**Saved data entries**
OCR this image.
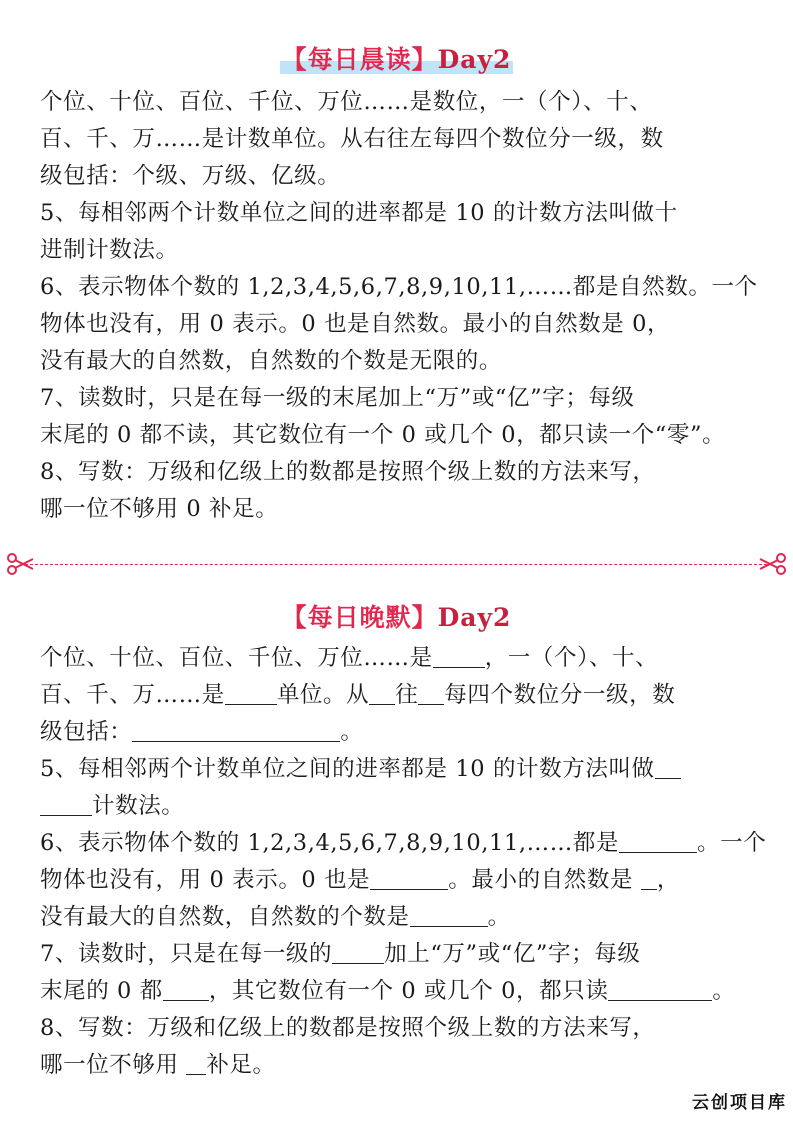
【每日晨读】Day2
个位、十位、百位、千位、万位……是数位，一（个）、十、
百、千、万……是计数单位。从右往左每四个数位分一级，数
级包括：个级、万级、亿级。
5、每相邻两个计数单位之间的进率都是 10 的计数方法叫做十
进制计数法。
6、表示物体个数的 1,2,3,4,5,6,7,8,9,10,11,……都是自然数。一个
物体也没有，用 0 表示。0 也是自然数。最小的自然数是 0，
没有最大的自然数，自然数的个数是无限的。
7、读数时，只是在每一级的末尾加上“万”或“亿”字；每级
末尾的 0 都不读，其它数位有一个 0 或几个 0，都只读一个“零”。
8、写数：万级和亿级上的数都是按照个级上数的方法来写，
哪一位不够用 0 补足。
【每日晚默】Day2
个位、十位、百位、千位、万位……是 ，一（个）、十、
百、千、万……是 单位。从 往 每四个数位分一级，数
级包括：	。
5、每相邻两个计数单位之间的进率都是 10 的计数方法叫做
计数法。
6、表示物体个数的 1,2,3,4,5,6,7,8,9,10,11,……都是	。一个
物体也没有，用 0 表示。0 也是	。最小的自然数是 ，
没有最大的自然数，自然数的个数是	。
7、读数时，只是在每一级的 加上“万”或“亿”字；每级
末尾的 0 都 ，其它数位有一个 0 或几个 0，都只读	。
8、写数：万级和亿级上的数都是按照个级上数的方法来写，
哪一位不够用 补足。
云创项目库
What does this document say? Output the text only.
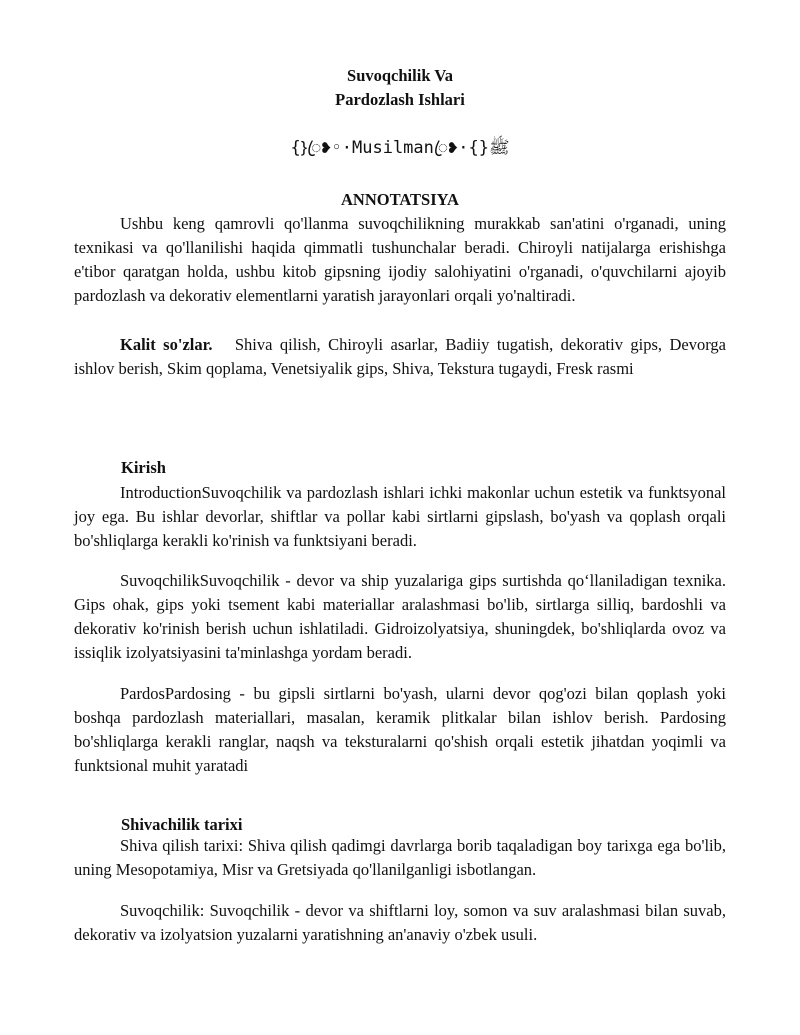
Suvoqchilik Va
Pardozlash Ishlari
{}ꦿ❥◦·Musilmanꦿ❥·{}ﷺ
ANNOTATSIYA
Ushbu keng qamrovli qo'llanma suvoqchilikning murakkab san'atini o'rganadi, uning texnikasi va qo'llanilishi haqida qimmatli tushunchalar beradi. Chiroyli natijalarga erishishga e'tibor qaratgan holda, ushbu kitob gipsning ijodiy salohiyatini o'rganadi, o'quvchilarni ajoyib pardozlash va dekorativ elementlarni yaratish jarayonlari orqali yo'naltiradi.
Kalit so'zlar. Shiva qilish, Chiroyli asarlar, Badiiy tugatish, dekorativ gips, Devorga ishlov berish, Skim qoplama, Venetsiyalik gips, Shiva, Tekstura tugaydi, Fresk rasmi
Kirish
IntroductionSuvoqchilik va pardozlash ishlari ichki makonlar uchun estetik va funktsyonal joy ega. Bu ishlar devorlar, shiftlar va pollar kabi sirtlarni gipslash, bo'yash va qoplash orqali bo'shliqlarga kerakli ko'rinish va funktsiyani beradi.
SuvoqchilikSuvoqchilik - devor va ship yuzalariga gips surtishda qo‘llaniladigan texnika. Gips ohak, gips yoki tsement kabi materiallar aralashmasi bo'lib, sirtlarga silliq, bardoshli va dekorativ ko'rinish berish uchun ishlatiladi. Gidroizolyatsiya, shuningdek, bo'shliqlarda ovoz va issiqlik izolyatsiyasini ta'minlashga yordam beradi.
PardosPardosing - bu gipsli sirtlarni bo'yash, ularni devor qog'ozi bilan qoplash yoki boshqa pardozlash materiallari, masalan, keramik plitkalar bilan ishlov berish. Pardosing bo'shliqlarga kerakli ranglar, naqsh va teksturalarni qo'shish orqali estetik jihatdan yoqimli va funktsional muhit yaratadi
Shivachilik tarixi
Shiva qilish tarixi: Shiva qilish qadimgi davrlarga borib taqaladigan boy tarixga ega bo'lib, uning Mesopotamiya, Misr va Gretsiyada qo'llanilganligi isbotlangan.
Suvoqchilik: Suvoqchilik - devor va shiftlarni loy, somon va suv aralashmasi bilan suvab, dekorativ va izolyatsion yuzalarni yaratishning an'anaviy o'zbek usuli.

**Given task**
From the data above, write out everything exactly except the pictures.

**Result of this task**
OCR this image.
【每日晨读】Day2
个位、十位、百位、千位、万位……是数位，一（个）、十、
百、千、万……是计数单位。从右往左每四个数位分一级，数
级包括：个级、万级、亿级。
5、每相邻两个计数单位之间的进率都是 10 的计数方法叫做十
进制计数法。
6、表示物体个数的 1,2,3,4,5,6,7,8,9,10,11,……都是自然数。一个
物体也没有，用 0 表示。0 也是自然数。最小的自然数是 0，
没有最大的自然数，自然数的个数是无限的。
7、读数时，只是在每一级的末尾加上“万”或“亿”字；每级
末尾的 0 都不读，其它数位有一个 0 或几个 0，都只读一个“零”。
8、写数：万级和亿级上的数都是按照个级上数的方法来写，
哪一位不够用 0 补足。
【每日晚默】Day2
个位、十位、百位、千位、万位……是 ，一（个）、十、
百、千、万……是 单位。从 往 每四个数位分一级，数
级包括：	。
5、每相邻两个计数单位之间的进率都是 10 的计数方法叫做
计数法。
6、表示物体个数的 1,2,3,4,5,6,7,8,9,10,11,……都是	。一个
物体也没有，用 0 表示。0 也是	。最小的自然数是 ，
没有最大的自然数，自然数的个数是	。
7、读数时，只是在每一级的 加上“万”或“亿”字；每级
末尾的 0 都 ，其它数位有一个 0 或几个 0，都只读	。
8、写数：万级和亿级上的数都是按照个级上数的方法来写，
哪一位不够用 补足。
云创项目库
What does this document say? Output the text only.
Suvoqchilik Va
Pardozlash Ishlari
{}ꦿ❥◦·Musilmanꦿ❥·{}ﷺ
ANNOTATSIYA
Ushbu keng qamrovli qo'llanma suvoqchilikning murakkab san'atini o'rganadi, uning texnikasi va qo'llanilishi haqida qimmatli tushunchalar beradi. Chiroyli natijalarga erishishga e'tibor qaratgan holda, ushbu kitob gipsning ijodiy salohiyatini o'rganadi, o'quvchilarni ajoyib pardozlash va dekorativ elementlarni yaratish jarayonlari orqali yo'naltiradi.
Kalit so'zlar. Shiva qilish, Chiroyli asarlar, Badiiy tugatish, dekorativ gips, Devorga ishlov berish, Skim qoplama, Venetsiyalik gips, Shiva, Tekstura tugaydi, Fresk rasmi
Kirish
IntroductionSuvoqchilik va pardozlash ishlari ichki makonlar uchun estetik va funktsyonal joy ega. Bu ishlar devorlar, shiftlar va pollar kabi sirtlarni gipslash, bo'yash va qoplash orqali bo'shliqlarga kerakli ko'rinish va funktsiyani beradi.
SuvoqchilikSuvoqchilik - devor va ship yuzalariga gips surtishda qo‘llaniladigan texnika. Gips ohak, gips yoki tsement kabi materiallar aralashmasi bo'lib, sirtlarga silliq, bardoshli va dekorativ ko'rinish berish uchun ishlatiladi. Gidroizolyatsiya, shuningdek, bo'shliqlarda ovoz va issiqlik izolyatsiyasini ta'minlashga yordam beradi.
PardosPardosing - bu gipsli sirtlarni bo'yash, ularni devor qog'ozi bilan qoplash yoki boshqa pardozlash materiallari, masalan, keramik plitkalar bilan ishlov berish. Pardosing bo'shliqlarga kerakli ranglar, naqsh va teksturalarni qo'shish orqali estetik jihatdan yoqimli va funktsional muhit yaratadi
Shivachilik tarixi
Shiva qilish tarixi: Shiva qilish qadimgi davrlarga borib taqaladigan boy tarixga ega bo'lib, uning Mesopotamiya, Misr va Gretsiyada qo'llanilganligi isbotlangan.
Suvoqchilik: Suvoqchilik - devor va shiftlarni loy, somon va suv aralashmasi bilan suvab, dekorativ va izolyatsion yuzalarni yaratishning an'anaviy o'zbek usuli.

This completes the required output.